Une investigation est en cours concernant des accusations de discrimination raciale à l'aéroport de Roissy-Charles-de-Gaulle. Des employés de la société Watch Over auraient été éloignés de leurs postes durant le tournage d'un reportage de TF1, le 7 août 2025, pour être remplacés par des agents à la peau claire.
Des faits survenus durant un tournage médiatique
L'affaire éclate suite aux révélations du Canard enchaîné concernant des événements survenus le 7 août 2025 sur le site de l'aéroport Roissy-Charles-de-Gaulle. À l'occasion d'un reportage réalisé par la chaîne de télévision TF1, plusieurs agents de la société Watch Over, prestataire du groupe Aéroports de Paris, auraient été déplacés de leurs fonctions habituelles.
Choc et consternation parmi les salariés
Cette décision aurait provoqué une vive émotion au sein des équipes. Certains agents auraient versé des larmes face à cette situation qualifiée d'humiliante.
Procédures judiciaires et administratives
Face à la gravité des accusations, l'Inspection du travail a diligenté une enquête approfondie pour déterminer si les faits constituent une infraction pénale.
Parallèlement, une expertise indépendante a été commanditée, bien qu'aucun résultat n'ait été communiqué à ce jour. Le groupe Aéroports de Paris, propriétaire de l'infrastructure, a indiqué que ses investigations internes n'avaient pas révélé d'initiative discriminatoire de la part de ses sous-traitants.

### Enregistrements fournis
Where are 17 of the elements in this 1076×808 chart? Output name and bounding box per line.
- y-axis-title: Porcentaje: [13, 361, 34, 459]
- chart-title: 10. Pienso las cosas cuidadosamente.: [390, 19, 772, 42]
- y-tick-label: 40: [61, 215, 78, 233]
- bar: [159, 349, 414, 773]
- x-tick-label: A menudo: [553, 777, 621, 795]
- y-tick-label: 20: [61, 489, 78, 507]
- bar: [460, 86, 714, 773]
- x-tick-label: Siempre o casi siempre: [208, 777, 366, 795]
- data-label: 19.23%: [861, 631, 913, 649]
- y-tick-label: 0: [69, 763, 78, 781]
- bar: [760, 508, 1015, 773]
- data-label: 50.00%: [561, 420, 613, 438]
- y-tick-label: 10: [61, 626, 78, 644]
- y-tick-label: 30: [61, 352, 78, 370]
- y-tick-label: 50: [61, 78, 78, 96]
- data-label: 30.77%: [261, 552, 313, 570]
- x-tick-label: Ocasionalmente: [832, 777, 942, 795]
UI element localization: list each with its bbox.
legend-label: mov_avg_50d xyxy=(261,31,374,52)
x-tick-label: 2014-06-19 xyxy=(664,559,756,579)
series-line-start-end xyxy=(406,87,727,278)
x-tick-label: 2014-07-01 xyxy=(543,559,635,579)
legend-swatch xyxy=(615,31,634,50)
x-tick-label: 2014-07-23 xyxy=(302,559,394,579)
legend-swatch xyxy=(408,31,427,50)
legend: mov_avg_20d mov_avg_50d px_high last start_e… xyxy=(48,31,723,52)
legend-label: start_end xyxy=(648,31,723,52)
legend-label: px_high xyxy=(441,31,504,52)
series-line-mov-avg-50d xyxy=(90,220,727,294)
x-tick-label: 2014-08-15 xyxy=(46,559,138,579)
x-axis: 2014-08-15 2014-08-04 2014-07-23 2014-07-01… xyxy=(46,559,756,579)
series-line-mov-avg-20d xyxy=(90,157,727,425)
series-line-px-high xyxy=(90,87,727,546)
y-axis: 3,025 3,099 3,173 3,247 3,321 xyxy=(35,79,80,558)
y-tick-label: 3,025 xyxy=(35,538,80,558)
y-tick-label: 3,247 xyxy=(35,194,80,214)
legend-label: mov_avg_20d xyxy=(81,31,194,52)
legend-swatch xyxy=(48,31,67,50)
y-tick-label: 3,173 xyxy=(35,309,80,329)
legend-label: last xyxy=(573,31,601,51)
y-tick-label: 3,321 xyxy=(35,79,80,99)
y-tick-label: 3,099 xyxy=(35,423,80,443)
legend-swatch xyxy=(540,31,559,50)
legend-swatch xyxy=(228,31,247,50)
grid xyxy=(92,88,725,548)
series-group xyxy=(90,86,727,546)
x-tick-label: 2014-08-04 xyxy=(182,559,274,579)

### Consigne
D'après le texte présenté, pourquoi l'Inspection du travail a-t-elle lancé une enquête ? Répondez en une à trois phrases, s'il vous plaît. Appuyez-vous uniquement sur le texte présenté.

### Réponse
L'Inspection du travail a diligenté une enquête approfondie en raison de la gravité des accusations de discrimination raciale. Elle veut déterminer si les faits constituent une infraction pénale.